- [Exercise prompt]: Reproduce the material exactly, omitting nothing.
═════ Data listing ═════
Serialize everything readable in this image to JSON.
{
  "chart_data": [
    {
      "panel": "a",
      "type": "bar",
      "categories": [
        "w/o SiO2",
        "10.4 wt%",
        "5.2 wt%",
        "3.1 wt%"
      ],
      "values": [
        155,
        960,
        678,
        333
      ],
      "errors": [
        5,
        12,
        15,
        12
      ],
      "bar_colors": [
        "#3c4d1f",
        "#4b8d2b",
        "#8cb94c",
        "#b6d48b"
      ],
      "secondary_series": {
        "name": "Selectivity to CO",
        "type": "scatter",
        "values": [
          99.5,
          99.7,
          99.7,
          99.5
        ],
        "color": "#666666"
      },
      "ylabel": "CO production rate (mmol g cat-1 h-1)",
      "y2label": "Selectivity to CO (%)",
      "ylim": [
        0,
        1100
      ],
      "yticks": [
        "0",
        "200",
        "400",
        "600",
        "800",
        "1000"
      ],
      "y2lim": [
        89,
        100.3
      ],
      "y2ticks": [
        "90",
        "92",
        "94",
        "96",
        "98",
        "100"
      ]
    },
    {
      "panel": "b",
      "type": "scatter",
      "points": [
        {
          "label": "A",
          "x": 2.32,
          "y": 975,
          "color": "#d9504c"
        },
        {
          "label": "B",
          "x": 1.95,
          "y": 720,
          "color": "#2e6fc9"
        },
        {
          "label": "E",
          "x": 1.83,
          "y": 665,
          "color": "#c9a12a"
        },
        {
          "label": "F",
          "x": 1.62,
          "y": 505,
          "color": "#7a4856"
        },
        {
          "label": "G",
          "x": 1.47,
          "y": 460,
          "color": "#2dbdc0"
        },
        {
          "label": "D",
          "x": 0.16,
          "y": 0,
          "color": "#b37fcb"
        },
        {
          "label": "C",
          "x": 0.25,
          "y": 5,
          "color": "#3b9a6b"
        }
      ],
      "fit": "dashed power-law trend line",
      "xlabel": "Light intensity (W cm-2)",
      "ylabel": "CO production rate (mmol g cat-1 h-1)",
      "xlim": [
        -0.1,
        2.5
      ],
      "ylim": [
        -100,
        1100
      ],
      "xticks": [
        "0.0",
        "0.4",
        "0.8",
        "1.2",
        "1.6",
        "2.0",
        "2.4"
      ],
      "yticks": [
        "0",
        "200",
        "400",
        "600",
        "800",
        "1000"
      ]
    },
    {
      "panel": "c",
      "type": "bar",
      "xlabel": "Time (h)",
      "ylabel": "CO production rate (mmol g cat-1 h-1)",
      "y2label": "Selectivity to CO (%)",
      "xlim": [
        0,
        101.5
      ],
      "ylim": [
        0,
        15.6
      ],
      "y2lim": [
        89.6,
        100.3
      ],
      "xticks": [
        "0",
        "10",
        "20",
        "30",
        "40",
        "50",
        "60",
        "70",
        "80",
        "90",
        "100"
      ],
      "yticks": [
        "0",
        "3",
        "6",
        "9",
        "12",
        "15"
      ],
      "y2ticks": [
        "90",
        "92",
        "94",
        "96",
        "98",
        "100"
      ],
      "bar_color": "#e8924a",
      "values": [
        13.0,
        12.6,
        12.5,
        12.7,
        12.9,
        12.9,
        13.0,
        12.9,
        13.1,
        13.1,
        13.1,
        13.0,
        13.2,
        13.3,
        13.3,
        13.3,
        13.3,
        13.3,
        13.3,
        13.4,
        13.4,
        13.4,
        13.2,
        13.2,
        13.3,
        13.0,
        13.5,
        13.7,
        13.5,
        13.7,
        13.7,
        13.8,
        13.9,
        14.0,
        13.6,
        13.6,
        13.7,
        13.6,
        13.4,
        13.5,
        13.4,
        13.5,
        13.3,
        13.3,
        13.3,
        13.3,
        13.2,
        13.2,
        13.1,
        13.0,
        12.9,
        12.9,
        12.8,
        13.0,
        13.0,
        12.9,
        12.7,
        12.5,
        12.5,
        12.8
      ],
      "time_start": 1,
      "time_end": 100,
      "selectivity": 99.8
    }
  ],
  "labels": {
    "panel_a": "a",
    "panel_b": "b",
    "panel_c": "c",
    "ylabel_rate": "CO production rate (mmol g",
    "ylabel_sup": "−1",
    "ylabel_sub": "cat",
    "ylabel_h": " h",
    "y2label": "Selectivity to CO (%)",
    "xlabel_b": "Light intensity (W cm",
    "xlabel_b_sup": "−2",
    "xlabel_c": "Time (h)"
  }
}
═════
- [Correct result]:
Serialize everything readable in this image to JSON.
{
  "chart_data": [
    {
      "panel": "a",
      "type": "bar",
      "categories": [
        "w/o SiO2",
        "10.4 wt%",
        "5.2 wt%",
        "3.1 wt%"
      ],
      "values": [
        155,
        960,
        678,
        333
      ],
      "errors": [
        5,
        12,
        15,
        12
      ],
      "bar_colors": [
        "#3c4d1f",
        "#4b8d2b",
        "#8cb94c",
        "#b6d48b"
      ],
      "secondary_series": {
        "name": "Selectivity to CO",
        "type": "scatter",
        "values": [
          99.5,
          99.7,
          99.7,
          99.5
        ],
        "color": "#666666"
      },
      "ylabel": "CO production rate (mmol g cat-1 h-1)",
      "y2label": "Selectivity to CO (%)",
      "ylim": [
        0,
        1100
      ],
      "yticks": [
        "0",
        "200",
        "400",
        "600",
        "800",
        "1000"
      ],
      "y2lim": [
        89,
        100.3
      ],
      "y2ticks": [
        "90",
        "92",
        "94",
        "96",
        "98",
        "100"
      ]
    },
    {
      "panel": "b",
      "type": "scatter",
      "points": [
        {
          "label": "A",
          "x": 2.32,
          "y": 975,
          "color": "#d9504c"
        },
        {
          "label": "B",
          "x": 1.95,
          "y": 720,
          "color": "#2e6fc9"
        },
        {
          "label": "E",
          "x": 1.83,
          "y": 665,
          "color": "#c9a12a"
        },
        {
          "label": "F",
          "x": 1.62,
          "y": 505,
          "color": "#7a4856"
        },
        {
          "label": "G",
          "x": 1.47,
          "y": 460,
          "color": "#2dbdc0"
        },
        {
          "label": "D",
          "x": 0.16,
          "y": 0,
          "color": "#b37fcb"
        },
        {
          "label": "C",
          "x": 0.25,
          "y": 5,
          "color": "#3b9a6b"
        }
      ],
      "fit": "dashed power-law trend line",
      "xlabel": "Light intensity (W cm-2)",
      "ylabel": "CO production rate (mmol g cat-1 h-1)",
      "xlim": [
        -0.1,
        2.5
      ],
      "ylim": [
        -100,
        1100
      ],
      "xticks": [
        "0.0",
        "0.4",
        "0.8",
        "1.2",
        "1.6",
        "2.0",
        "2.4"
      ],
      "yticks": [
        "0",
        "200",
        "400",
        "600",
        "800",
        "1000"
      ]
    },
    {
      "panel": "c",
      "type": "bar",
      "xlabel": "Time (h)",
      "ylabel": "CO production rate (mmol g cat-1 h-1)",
      "y2label": "Selectivity to CO (%)",
      "xlim": [
        0,
        101.5
      ],
      "ylim": [
        0,
        15.6
      ],
      "y2lim": [
        89.6,
        100.3
      ],
      "xticks": [
        "0",
        "10",
        "20",
        "30",
        "40",
        "50",
        "60",
        "70",
        "80",
        "90",
        "100"
      ],
      "yticks": [
        "0",
        "3",
        "6",
        "9",
        "12",
        "15"
      ],
      "y2ticks": [
        "90",
        "92",
        "94",
        "96",
        "98",
        "100"
      ],
      "bar_color": "#e8924a",
      "values": [
        13.0,
        12.6,
        12.5,
        12.7,
        12.9,
        12.9,
        13.0,
        12.9,
        13.1,
        13.1,
        13.1,
        13.0,
        13.2,
        13.3,
        13.3,
        13.3,
        13.3,
        13.3,
        13.3,
        13.4,
        13.4,
        13.4,
        13.2,
        13.2,
        13.3,
        13.0,
        13.5,
        13.7,
        13.5,
        13.7,
        13.7,
        13.8,
        13.9,
        14.0,
        13.6,
        13.6,
        13.7,
        13.6,
        13.4,
        13.5,
        13.4,
        13.5,
        13.3,
        13.3,
        13.3,
        13.3,
        13.2,
        13.2,
        13.1,
        13.0,
        12.9,
        12.9,
        12.8,
        13.0,
        13.0,
        12.9,
        12.7,
        12.5,
        12.5,
        12.8
      ],
      "time_start": 1,
      "time_end": 100,
      "selectivity": 99.8
    }
  ],
  "labels": {
    "panel_a": "a",
    "panel_b": "b",
    "panel_c": "c",
    "ylabel_rate": "CO production rate (mmol g",
    "ylabel_sup": "−1",
    "ylabel_sub": "cat",
    "ylabel_h": " h",
    "y2label": "Selectivity to CO (%)",
    "xlabel_b": "Light intensity (W cm",
    "xlabel_b_sup": "−2",
    "xlabel_c": "Time (h)"
  }
}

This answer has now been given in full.